Dataset items
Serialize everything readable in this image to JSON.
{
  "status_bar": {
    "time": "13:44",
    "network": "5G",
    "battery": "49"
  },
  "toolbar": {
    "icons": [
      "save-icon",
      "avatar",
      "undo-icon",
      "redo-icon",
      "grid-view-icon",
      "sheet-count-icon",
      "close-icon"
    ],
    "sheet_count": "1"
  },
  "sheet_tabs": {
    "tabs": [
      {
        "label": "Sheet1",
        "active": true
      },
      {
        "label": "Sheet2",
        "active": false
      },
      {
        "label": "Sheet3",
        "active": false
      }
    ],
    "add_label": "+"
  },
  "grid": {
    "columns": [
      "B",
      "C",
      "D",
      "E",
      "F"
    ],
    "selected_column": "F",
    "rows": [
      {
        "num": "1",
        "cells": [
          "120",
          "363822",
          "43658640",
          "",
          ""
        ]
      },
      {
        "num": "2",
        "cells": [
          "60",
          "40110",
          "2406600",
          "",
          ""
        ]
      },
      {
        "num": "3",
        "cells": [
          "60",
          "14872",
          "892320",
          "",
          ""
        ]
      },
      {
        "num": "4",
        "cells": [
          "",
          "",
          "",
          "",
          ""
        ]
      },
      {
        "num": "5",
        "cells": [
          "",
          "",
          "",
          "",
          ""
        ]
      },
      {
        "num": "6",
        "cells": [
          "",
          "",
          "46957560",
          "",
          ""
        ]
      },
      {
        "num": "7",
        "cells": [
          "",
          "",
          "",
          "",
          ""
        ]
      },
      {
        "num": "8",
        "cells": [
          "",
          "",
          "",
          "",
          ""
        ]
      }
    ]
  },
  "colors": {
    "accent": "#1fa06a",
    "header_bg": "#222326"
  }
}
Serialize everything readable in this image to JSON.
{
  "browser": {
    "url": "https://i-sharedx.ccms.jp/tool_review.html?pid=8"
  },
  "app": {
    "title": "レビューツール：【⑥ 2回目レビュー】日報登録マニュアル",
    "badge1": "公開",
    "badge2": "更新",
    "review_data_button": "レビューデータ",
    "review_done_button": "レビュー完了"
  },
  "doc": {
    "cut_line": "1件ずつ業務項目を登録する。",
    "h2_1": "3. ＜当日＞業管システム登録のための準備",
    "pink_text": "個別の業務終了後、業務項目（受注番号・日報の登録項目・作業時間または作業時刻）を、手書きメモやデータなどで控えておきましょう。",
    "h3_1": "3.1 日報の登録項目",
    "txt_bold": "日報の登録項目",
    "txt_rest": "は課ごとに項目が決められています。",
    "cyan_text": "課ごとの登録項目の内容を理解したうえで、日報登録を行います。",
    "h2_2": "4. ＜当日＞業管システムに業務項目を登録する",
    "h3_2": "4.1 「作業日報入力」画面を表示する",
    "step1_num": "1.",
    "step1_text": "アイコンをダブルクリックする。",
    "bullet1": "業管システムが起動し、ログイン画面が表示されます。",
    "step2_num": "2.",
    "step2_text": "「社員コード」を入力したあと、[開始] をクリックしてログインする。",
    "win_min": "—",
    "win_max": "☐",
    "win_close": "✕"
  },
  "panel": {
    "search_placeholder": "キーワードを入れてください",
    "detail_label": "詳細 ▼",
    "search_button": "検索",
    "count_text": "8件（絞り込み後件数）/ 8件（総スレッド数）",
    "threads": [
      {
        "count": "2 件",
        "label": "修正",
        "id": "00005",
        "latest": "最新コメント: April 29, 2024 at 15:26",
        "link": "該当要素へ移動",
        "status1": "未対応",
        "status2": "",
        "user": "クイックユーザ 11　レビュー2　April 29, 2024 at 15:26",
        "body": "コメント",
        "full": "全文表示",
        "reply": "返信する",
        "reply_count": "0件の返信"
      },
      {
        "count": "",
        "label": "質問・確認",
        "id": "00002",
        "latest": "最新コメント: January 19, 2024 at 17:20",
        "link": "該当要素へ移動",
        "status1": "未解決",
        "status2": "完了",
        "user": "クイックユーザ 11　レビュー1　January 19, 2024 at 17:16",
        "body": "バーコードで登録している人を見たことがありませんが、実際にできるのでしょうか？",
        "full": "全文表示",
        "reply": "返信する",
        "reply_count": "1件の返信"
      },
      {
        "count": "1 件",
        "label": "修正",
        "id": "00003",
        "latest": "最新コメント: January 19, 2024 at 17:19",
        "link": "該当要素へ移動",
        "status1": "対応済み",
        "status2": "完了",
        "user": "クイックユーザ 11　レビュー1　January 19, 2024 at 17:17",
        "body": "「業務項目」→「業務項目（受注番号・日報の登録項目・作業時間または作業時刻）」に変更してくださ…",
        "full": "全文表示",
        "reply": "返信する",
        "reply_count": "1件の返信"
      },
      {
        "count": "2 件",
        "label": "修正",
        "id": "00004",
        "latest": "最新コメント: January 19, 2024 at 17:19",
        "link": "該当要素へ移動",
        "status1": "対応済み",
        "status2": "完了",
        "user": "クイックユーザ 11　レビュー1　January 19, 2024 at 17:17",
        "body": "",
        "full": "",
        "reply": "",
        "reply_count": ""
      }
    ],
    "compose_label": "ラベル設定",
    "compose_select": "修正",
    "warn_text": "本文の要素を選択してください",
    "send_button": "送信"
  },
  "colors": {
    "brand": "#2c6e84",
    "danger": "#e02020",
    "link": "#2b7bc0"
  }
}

...

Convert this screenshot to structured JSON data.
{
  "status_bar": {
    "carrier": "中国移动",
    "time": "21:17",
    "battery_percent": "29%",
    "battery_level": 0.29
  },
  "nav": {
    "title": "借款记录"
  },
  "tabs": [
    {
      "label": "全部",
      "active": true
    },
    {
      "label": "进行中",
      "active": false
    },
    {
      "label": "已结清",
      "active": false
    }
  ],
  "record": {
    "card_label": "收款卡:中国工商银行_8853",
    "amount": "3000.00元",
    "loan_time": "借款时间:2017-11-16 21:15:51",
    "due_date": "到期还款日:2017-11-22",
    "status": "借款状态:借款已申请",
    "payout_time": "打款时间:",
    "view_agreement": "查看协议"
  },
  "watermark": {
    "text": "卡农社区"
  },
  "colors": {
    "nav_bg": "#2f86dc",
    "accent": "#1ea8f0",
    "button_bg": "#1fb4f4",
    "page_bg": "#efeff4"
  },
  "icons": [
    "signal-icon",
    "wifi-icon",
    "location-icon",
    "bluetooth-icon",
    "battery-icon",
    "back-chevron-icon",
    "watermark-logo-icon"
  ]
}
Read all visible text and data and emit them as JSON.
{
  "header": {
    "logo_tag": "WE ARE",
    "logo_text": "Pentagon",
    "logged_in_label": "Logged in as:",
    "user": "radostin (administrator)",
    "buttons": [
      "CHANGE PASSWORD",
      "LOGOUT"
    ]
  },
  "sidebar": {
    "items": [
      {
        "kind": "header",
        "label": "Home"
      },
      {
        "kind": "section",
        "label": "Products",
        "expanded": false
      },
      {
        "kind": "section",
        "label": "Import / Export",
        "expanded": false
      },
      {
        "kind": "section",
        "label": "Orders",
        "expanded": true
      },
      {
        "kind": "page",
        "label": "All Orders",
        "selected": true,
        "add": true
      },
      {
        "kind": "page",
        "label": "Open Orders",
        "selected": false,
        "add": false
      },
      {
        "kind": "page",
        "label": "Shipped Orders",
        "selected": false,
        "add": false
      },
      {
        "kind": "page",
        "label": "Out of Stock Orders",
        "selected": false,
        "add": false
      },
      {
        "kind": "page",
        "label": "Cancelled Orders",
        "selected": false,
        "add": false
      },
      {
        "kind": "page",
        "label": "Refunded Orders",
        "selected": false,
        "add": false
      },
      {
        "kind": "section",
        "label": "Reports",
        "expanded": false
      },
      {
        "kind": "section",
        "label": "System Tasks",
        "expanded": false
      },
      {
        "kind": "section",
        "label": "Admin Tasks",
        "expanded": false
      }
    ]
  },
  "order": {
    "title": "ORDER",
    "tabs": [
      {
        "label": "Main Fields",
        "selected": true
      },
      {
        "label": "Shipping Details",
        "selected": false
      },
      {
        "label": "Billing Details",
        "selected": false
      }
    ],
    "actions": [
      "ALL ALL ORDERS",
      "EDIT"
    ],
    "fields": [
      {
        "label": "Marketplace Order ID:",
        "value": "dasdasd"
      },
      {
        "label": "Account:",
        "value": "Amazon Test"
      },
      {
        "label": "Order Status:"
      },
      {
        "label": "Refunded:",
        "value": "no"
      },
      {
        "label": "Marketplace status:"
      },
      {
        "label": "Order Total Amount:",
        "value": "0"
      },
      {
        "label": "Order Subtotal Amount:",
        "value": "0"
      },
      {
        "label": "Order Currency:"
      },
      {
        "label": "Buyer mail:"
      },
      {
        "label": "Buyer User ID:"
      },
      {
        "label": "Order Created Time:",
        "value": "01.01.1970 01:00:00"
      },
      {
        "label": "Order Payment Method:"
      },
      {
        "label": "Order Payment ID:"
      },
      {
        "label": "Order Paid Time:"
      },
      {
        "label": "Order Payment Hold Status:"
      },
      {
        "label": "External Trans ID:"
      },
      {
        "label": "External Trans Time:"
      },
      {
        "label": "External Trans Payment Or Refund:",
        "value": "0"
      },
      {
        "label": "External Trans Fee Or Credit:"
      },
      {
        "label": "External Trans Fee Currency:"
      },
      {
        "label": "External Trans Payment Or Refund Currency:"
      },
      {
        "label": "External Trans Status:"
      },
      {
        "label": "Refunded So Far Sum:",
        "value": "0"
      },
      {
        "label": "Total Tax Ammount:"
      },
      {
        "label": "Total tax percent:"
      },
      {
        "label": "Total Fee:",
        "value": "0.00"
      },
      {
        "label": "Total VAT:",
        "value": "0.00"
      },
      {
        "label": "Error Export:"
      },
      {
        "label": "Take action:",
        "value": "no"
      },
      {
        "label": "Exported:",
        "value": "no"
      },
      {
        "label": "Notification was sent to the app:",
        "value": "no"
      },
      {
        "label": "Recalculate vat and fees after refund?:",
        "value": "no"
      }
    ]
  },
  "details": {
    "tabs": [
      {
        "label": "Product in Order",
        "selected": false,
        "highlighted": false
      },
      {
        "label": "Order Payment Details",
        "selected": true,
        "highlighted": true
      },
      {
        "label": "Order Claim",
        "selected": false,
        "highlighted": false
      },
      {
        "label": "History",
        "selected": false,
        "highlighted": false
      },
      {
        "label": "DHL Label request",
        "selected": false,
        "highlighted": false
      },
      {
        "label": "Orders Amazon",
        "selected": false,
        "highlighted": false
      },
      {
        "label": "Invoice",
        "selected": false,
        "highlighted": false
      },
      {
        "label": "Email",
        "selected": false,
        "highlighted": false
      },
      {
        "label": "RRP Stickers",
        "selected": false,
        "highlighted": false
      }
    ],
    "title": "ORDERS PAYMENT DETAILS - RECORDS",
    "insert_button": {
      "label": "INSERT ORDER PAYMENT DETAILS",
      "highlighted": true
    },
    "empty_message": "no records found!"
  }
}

- [Problem description] Scan the records above for the string "Refunded", then select every line that holds it.

- [Reply to the exercise]
        "label": "Refunded Orders",
        "label": "Refunded:",
        "label": "Refunded So Far Sum:",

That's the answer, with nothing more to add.